_WHAT YOU NEED TO DO_
Give the number of lines that contain the string "Courts", and nothing else.

_MATERIALS PROVIDED_
****************************************
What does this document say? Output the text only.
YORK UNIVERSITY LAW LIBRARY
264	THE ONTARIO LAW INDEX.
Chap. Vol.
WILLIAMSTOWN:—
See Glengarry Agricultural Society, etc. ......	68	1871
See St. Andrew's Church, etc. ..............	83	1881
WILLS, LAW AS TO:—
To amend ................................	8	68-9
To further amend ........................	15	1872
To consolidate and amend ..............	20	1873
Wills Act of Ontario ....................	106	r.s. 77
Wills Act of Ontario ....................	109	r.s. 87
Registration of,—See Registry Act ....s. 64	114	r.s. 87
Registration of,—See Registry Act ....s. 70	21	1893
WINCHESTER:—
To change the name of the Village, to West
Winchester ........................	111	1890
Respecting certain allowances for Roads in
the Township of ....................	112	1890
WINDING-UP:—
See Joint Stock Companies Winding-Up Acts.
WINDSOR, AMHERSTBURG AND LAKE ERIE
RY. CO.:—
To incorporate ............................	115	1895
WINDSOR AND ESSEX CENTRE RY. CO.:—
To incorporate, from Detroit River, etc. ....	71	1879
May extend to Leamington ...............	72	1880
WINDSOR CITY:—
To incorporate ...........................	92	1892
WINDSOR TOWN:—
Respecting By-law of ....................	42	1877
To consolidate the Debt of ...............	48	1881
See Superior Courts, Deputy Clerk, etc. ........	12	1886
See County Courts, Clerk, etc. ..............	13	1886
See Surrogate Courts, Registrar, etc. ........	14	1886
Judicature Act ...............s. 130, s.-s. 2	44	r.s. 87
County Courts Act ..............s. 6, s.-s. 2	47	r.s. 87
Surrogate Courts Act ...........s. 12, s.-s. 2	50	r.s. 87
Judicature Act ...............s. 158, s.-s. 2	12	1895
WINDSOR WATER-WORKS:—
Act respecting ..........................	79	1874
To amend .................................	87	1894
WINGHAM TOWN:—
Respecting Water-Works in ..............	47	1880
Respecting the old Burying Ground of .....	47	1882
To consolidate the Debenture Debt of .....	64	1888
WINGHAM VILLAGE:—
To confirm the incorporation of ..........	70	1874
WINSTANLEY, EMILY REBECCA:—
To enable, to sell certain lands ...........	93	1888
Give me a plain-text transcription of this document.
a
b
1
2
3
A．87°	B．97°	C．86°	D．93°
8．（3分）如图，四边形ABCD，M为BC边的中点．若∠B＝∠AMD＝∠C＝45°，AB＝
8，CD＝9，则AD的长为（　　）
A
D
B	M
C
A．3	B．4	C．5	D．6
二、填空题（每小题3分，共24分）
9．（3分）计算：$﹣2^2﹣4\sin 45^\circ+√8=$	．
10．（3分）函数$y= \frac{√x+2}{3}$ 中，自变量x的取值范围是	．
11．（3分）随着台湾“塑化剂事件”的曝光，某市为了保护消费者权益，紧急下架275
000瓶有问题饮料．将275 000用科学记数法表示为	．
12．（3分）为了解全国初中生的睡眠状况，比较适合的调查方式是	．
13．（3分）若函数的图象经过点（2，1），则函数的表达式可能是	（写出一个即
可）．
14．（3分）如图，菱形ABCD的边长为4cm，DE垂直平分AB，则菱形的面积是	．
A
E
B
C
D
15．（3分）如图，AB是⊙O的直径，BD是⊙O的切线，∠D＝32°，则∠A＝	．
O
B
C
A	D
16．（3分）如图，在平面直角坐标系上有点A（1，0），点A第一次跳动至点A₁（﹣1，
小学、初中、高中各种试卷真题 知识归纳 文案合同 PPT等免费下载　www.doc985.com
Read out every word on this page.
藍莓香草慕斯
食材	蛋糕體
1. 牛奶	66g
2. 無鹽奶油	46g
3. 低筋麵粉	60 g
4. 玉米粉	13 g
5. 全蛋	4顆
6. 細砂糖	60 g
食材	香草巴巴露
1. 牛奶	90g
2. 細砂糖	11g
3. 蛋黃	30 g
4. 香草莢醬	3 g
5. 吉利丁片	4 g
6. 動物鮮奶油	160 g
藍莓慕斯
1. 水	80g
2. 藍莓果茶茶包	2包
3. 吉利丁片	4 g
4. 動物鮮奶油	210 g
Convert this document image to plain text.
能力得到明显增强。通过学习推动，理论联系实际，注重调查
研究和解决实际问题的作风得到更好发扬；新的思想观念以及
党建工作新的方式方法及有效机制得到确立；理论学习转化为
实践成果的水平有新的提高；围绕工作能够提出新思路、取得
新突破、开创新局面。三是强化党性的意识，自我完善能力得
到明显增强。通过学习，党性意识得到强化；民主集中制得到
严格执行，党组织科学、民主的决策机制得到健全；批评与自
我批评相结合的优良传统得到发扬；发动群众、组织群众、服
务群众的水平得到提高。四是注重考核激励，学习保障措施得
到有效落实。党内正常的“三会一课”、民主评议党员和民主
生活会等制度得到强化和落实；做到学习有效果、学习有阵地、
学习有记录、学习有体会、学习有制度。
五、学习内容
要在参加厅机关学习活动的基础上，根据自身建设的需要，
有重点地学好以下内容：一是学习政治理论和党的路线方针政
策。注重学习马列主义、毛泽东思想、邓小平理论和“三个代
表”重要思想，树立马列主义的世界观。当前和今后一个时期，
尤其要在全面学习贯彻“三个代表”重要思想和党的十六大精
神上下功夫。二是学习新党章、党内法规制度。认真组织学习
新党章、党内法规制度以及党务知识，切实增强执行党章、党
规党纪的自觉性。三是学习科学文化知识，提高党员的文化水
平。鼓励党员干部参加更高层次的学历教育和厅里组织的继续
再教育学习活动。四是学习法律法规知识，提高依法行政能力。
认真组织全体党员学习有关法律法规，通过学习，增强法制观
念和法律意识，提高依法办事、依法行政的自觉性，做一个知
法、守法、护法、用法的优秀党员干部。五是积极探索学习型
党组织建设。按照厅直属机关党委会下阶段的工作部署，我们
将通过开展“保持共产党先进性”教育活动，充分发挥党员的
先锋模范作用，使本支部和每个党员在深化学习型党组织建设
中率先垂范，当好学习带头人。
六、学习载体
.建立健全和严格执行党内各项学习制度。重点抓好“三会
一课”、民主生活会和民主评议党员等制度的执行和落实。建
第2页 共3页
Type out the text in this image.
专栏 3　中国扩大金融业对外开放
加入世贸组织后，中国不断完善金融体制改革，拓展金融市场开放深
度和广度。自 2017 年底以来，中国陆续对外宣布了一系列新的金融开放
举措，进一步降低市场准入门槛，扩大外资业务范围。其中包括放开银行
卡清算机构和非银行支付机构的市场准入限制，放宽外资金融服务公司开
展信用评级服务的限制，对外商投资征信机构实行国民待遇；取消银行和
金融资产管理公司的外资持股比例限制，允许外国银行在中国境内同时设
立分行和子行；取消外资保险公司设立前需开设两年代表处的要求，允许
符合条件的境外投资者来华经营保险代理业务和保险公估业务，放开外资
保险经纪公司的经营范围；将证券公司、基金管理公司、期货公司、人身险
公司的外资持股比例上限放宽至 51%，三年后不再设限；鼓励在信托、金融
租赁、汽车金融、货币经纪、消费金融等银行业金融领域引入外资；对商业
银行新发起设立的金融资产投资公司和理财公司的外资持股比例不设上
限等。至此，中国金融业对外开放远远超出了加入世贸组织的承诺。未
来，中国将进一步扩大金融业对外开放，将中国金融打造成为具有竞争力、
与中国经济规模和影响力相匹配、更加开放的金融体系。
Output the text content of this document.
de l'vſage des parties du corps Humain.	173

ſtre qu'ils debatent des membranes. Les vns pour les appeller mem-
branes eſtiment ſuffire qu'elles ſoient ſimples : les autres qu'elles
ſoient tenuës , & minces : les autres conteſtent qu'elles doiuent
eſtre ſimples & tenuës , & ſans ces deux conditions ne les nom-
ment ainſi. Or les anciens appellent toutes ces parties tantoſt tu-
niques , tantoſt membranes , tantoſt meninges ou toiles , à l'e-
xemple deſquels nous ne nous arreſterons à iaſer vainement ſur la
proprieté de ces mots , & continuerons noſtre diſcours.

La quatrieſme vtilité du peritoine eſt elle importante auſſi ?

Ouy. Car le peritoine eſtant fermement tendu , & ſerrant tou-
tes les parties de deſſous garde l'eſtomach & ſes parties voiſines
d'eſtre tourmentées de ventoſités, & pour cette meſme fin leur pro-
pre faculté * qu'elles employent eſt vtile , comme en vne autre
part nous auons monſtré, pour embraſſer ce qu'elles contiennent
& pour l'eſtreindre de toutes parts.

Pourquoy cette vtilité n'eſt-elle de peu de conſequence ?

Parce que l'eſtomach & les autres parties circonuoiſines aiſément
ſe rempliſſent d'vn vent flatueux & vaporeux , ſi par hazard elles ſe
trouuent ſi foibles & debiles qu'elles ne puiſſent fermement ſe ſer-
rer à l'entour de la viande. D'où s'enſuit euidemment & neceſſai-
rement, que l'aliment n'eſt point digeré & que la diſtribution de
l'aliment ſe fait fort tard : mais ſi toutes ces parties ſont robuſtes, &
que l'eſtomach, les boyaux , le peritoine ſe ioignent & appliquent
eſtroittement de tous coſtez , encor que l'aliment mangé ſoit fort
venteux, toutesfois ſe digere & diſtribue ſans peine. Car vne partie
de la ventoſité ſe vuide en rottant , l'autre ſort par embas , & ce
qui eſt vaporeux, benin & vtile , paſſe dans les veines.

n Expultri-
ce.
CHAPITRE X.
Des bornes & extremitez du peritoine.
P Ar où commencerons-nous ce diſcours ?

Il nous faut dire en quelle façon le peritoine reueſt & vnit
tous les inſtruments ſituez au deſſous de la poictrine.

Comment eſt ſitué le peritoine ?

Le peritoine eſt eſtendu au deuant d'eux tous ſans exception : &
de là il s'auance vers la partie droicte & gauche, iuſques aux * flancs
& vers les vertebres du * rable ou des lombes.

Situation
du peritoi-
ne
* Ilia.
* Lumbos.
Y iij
****************************************
_TASK OUTPUT_
5